Identify the lines containing the word "Airport". Copy each one.

[Stored entries]
################

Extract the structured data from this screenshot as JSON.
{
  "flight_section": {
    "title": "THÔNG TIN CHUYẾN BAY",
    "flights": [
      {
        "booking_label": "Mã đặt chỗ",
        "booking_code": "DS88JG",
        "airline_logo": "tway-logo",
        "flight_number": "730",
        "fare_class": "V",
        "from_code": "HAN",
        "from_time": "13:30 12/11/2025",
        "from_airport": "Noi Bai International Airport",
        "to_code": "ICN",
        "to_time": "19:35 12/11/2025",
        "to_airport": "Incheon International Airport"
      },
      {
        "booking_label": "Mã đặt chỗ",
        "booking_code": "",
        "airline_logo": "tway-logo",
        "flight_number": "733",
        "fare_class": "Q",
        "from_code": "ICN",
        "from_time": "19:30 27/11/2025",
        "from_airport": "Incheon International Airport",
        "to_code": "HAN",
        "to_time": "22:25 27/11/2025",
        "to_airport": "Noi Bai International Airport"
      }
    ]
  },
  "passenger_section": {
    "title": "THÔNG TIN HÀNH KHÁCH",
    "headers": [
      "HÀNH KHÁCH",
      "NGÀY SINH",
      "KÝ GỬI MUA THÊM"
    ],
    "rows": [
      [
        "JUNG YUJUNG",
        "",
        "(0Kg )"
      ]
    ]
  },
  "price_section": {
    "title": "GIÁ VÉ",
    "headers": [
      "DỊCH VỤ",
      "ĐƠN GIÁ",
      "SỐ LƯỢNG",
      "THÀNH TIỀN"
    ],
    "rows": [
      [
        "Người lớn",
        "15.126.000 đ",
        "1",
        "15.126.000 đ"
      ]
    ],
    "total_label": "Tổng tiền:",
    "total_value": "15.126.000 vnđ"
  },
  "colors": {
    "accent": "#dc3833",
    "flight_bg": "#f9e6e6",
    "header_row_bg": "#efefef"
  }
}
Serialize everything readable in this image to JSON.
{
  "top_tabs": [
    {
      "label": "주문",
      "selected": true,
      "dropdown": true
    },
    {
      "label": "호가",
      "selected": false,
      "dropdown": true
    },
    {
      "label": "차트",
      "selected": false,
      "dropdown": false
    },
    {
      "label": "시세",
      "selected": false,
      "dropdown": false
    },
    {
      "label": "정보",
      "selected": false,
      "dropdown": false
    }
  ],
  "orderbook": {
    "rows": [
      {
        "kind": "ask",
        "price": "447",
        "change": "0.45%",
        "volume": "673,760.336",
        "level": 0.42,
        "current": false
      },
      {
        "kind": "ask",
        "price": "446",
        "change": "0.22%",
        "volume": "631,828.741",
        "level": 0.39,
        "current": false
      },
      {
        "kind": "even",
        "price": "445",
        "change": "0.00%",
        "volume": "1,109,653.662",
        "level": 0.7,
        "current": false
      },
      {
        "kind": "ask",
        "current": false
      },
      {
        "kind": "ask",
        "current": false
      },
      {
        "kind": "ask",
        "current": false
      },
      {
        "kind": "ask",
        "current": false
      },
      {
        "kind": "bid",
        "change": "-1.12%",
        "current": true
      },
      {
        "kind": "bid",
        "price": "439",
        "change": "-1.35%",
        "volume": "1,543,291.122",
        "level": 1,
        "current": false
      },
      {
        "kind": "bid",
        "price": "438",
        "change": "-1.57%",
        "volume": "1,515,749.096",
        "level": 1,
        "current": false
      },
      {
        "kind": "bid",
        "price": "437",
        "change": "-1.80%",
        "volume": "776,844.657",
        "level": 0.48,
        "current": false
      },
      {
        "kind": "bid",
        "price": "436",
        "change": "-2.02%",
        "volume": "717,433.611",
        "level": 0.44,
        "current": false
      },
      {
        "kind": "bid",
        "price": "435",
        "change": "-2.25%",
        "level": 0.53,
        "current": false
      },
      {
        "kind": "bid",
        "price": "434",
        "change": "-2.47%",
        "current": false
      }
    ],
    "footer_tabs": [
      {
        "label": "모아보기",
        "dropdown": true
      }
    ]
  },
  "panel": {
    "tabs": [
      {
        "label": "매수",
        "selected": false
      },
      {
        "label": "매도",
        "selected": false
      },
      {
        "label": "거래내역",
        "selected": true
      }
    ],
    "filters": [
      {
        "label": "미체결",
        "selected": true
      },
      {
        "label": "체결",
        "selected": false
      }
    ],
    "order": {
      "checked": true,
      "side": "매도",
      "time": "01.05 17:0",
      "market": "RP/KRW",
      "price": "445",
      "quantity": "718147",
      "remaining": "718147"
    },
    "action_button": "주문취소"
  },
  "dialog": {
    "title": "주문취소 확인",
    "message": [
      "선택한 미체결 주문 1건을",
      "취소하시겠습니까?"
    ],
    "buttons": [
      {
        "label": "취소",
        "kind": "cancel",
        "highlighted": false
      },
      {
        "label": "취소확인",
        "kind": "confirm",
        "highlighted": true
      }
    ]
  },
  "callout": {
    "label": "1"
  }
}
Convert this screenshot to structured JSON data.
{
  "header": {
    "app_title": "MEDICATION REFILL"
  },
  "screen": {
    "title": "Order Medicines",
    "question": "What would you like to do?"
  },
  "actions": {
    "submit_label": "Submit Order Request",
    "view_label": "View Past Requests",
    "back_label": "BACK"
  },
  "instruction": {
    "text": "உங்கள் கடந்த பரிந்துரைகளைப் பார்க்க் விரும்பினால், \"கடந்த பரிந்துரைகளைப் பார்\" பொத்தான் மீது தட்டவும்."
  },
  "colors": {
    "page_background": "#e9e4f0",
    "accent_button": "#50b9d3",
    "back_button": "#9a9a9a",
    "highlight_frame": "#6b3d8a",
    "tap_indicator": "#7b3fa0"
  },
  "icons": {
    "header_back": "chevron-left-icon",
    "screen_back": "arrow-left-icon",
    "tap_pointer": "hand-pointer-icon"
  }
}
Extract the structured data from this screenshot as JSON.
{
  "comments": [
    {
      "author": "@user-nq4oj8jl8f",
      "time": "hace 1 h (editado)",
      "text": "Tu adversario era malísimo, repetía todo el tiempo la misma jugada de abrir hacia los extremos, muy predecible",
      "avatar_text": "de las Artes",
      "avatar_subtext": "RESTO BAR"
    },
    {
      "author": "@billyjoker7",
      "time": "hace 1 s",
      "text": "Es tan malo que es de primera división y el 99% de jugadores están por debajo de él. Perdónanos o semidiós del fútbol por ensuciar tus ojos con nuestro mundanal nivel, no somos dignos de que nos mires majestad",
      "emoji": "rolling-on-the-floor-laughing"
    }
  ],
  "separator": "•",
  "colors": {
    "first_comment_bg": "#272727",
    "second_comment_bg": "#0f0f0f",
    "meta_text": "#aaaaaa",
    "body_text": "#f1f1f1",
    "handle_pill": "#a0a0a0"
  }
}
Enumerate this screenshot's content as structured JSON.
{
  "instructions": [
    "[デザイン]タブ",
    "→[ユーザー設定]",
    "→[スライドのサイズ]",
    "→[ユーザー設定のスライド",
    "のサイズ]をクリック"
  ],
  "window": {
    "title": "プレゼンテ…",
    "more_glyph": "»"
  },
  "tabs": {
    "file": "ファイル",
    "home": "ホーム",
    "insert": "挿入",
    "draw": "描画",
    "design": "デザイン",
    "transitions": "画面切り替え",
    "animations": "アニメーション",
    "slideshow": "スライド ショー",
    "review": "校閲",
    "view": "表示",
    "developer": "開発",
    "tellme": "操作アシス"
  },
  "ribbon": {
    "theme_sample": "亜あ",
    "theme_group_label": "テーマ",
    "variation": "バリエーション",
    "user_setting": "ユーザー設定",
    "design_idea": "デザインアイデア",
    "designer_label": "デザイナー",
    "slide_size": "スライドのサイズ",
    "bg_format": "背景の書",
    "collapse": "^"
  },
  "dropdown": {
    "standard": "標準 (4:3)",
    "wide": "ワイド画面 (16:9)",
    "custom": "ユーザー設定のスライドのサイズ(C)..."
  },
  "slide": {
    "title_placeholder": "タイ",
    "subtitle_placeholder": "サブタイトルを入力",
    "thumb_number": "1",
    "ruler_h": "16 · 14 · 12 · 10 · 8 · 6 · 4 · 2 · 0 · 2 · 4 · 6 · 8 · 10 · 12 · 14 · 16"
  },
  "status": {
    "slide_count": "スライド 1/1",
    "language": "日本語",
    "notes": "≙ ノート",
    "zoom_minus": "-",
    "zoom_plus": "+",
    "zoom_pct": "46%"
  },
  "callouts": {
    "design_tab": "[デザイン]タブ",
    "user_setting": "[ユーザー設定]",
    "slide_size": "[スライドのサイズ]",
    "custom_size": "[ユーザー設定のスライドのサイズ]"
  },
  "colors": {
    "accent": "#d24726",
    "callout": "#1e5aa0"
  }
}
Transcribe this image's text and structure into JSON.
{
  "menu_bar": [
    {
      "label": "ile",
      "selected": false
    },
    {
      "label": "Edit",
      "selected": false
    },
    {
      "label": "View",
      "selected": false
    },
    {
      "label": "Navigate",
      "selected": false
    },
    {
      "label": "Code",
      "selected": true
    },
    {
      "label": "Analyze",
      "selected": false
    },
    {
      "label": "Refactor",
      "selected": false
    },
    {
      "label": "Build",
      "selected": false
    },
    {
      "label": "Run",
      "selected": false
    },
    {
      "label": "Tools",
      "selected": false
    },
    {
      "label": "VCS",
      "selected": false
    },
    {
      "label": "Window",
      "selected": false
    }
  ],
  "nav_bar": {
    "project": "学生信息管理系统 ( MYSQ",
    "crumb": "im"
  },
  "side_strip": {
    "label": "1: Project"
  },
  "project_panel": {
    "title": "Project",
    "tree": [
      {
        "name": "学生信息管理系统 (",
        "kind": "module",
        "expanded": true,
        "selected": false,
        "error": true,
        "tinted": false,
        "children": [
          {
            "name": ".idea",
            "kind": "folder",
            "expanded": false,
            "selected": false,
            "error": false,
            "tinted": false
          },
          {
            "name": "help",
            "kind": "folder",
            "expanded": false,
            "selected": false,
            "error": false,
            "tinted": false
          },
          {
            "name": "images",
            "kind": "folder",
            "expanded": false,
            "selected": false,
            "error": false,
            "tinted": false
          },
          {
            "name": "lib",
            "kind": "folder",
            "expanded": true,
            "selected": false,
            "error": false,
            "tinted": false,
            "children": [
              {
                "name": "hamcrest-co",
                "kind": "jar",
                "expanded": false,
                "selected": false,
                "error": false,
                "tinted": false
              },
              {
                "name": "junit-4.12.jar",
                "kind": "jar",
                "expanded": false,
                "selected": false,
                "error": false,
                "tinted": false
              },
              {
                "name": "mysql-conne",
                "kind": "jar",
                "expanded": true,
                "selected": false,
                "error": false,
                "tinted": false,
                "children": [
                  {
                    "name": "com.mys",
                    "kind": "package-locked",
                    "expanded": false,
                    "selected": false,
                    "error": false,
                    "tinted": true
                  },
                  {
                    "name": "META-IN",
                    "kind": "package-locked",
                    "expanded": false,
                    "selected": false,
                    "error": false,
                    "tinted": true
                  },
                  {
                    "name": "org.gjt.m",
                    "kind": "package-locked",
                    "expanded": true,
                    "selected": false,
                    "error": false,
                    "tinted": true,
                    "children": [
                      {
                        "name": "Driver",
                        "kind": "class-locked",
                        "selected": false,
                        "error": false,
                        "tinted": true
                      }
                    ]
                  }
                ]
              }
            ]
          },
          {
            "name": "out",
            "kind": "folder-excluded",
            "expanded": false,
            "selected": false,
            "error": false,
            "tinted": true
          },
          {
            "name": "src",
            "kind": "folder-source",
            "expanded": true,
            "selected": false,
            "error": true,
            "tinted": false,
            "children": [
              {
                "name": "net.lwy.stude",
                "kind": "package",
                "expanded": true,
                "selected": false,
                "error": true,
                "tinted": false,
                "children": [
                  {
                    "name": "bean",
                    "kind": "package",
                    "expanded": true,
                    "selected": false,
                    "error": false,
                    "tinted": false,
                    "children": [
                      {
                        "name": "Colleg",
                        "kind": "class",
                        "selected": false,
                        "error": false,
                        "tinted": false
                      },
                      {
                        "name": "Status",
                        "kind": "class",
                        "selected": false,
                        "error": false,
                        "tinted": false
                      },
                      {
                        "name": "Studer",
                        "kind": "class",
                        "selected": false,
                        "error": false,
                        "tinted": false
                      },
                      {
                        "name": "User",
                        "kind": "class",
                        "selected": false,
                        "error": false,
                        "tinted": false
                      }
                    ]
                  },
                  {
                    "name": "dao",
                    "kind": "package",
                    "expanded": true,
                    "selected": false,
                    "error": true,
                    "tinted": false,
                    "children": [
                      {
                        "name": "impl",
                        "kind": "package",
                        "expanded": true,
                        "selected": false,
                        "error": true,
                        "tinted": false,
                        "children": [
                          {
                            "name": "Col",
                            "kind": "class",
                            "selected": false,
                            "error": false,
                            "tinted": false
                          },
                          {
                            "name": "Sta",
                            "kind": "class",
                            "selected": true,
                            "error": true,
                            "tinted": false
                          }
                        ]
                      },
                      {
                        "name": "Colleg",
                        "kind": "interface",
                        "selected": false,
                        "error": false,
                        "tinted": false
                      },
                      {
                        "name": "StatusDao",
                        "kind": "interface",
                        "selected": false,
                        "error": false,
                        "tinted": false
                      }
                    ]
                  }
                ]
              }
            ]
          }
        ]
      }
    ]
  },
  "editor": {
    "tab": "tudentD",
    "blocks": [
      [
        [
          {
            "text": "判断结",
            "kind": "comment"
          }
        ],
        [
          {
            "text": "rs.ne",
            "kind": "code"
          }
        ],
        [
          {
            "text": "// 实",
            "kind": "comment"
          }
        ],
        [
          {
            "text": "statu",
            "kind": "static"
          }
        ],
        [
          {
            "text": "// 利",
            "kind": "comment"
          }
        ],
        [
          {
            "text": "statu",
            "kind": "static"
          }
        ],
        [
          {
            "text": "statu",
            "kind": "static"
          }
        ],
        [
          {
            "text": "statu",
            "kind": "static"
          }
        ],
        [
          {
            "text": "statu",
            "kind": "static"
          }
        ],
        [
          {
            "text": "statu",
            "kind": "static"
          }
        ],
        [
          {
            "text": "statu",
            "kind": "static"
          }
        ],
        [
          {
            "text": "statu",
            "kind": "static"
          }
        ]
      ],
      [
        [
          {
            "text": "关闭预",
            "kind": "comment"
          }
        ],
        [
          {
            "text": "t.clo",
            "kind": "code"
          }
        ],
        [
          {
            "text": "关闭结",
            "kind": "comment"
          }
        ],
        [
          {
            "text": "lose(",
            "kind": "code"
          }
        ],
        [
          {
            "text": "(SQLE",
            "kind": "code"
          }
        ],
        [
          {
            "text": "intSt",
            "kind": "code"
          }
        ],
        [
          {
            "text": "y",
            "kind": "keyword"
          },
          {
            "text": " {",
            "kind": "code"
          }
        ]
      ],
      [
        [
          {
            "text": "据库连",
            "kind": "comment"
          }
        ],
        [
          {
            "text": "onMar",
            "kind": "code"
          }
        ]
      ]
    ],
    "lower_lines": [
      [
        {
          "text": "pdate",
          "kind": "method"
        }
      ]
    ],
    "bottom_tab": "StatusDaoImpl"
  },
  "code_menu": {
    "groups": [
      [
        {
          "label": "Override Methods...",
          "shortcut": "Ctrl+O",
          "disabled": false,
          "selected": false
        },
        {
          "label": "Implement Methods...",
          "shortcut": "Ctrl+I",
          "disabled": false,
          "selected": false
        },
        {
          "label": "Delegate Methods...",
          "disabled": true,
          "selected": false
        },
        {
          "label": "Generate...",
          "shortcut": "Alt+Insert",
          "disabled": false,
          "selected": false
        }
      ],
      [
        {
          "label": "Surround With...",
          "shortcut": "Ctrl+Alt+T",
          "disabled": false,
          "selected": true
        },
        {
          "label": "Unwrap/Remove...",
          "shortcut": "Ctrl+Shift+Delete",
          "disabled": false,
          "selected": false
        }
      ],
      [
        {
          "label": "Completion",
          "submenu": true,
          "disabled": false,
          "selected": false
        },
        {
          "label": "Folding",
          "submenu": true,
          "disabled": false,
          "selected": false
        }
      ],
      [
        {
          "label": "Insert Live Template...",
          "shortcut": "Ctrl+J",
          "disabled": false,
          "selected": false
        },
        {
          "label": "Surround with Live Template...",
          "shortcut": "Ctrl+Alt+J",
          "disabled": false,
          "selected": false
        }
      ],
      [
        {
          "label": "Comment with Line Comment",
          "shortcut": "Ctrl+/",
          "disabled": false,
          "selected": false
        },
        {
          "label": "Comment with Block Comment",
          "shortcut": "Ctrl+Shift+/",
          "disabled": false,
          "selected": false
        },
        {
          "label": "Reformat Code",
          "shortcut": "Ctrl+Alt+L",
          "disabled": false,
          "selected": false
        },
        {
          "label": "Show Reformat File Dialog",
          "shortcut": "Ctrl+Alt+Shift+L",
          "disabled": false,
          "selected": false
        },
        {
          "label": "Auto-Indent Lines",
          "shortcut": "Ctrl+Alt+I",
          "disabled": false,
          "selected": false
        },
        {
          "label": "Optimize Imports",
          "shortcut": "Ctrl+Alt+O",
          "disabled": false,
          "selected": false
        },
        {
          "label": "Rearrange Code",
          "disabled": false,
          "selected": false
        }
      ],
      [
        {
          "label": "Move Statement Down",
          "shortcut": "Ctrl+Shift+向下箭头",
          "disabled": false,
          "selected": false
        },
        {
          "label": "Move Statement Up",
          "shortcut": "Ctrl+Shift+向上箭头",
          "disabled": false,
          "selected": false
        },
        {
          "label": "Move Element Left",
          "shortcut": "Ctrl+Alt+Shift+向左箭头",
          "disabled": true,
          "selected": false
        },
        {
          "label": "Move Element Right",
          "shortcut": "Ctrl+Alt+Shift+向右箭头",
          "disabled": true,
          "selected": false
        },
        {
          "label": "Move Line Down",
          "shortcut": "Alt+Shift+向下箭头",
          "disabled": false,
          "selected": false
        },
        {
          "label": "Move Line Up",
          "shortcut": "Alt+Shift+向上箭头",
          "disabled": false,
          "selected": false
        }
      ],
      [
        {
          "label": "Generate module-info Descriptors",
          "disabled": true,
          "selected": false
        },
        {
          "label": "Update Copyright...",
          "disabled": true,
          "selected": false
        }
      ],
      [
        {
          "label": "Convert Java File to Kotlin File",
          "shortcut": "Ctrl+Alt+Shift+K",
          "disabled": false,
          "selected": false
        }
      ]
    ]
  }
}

################

ANSWER TO THIS PROBLEM:
        "from_airport": "Noi Bai International Airport",
        "to_airport": "Incheon International Airport"
        "from_airport": "Incheon International Airport",
        "to_airport": "Noi Bai International Airport"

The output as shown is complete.